Figure record extracts
========================================================================
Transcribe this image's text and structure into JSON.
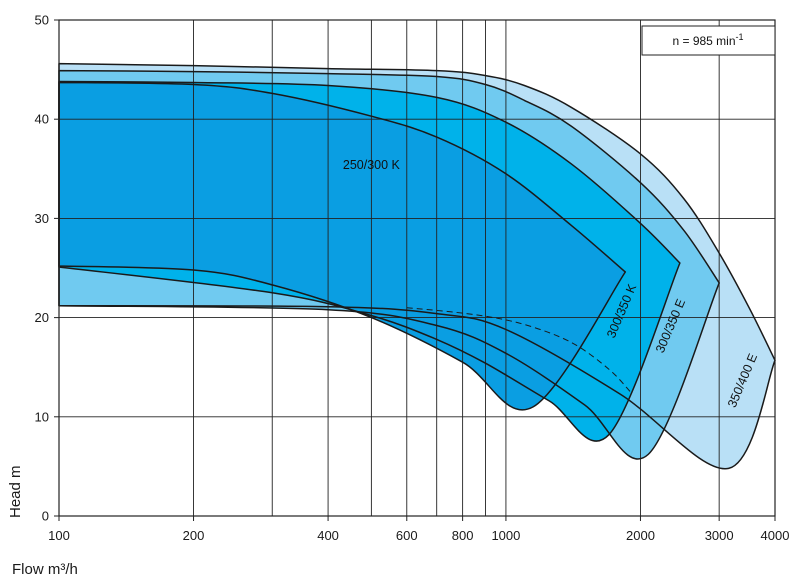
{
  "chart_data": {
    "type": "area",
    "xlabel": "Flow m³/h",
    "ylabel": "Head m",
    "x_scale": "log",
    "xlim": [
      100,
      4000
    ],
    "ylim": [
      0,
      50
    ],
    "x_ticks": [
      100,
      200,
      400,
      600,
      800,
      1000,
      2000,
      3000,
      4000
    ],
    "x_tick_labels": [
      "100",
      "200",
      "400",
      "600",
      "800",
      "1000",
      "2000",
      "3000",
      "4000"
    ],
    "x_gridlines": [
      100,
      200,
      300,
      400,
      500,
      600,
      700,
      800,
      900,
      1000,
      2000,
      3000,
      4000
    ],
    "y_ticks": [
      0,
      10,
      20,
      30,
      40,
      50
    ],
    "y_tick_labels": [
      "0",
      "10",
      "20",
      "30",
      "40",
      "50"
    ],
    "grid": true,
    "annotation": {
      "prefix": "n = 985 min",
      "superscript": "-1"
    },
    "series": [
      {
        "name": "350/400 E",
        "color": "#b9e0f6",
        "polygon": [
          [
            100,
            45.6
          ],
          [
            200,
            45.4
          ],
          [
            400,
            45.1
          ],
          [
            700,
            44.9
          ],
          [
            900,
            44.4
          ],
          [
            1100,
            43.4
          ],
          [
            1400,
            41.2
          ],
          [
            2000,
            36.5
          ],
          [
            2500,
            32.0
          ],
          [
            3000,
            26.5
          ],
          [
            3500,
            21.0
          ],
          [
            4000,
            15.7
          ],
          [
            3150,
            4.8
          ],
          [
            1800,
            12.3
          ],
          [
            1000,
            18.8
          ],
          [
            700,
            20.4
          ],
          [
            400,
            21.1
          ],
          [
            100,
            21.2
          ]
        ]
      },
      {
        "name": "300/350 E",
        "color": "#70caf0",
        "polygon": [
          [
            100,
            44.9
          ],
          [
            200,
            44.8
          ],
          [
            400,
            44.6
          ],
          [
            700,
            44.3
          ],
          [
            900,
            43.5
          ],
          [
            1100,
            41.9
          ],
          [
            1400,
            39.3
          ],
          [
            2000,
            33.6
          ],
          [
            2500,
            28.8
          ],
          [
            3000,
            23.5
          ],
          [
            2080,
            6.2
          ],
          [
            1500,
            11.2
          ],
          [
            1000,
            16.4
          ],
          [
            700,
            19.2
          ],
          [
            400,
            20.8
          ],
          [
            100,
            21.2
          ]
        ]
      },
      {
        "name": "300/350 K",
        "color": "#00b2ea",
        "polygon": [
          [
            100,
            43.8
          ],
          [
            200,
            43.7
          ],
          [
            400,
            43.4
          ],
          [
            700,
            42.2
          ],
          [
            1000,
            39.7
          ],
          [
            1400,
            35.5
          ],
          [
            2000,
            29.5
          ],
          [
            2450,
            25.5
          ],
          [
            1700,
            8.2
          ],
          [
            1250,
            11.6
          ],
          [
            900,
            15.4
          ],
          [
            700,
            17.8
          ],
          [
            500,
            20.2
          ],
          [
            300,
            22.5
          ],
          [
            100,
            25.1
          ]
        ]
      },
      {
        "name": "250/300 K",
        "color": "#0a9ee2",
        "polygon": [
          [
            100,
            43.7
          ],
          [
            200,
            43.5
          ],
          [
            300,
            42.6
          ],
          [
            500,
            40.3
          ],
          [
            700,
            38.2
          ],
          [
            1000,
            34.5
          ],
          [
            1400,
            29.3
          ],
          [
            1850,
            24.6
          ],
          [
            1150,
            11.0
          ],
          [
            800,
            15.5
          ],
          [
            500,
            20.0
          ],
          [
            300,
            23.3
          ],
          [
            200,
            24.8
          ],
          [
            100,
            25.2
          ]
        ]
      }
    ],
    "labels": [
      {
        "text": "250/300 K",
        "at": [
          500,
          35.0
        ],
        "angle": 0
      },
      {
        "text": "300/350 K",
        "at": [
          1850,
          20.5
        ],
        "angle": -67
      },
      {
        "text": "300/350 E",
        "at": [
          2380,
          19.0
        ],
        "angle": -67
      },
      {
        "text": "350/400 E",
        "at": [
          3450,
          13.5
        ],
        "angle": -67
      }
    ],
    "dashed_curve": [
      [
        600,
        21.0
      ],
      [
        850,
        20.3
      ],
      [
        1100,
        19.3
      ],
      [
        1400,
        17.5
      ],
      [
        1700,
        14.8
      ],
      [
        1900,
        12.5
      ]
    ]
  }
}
========================================================================
Your goal:
In the entries above, identify each line that includes the string "text", then copy it.

The response:
Transcribe this image's text and structure into JSON.
        "text": "250/300 K",
        "text": "300/350 K",
        "text": "300/350 E",
        "text": "350/400 E",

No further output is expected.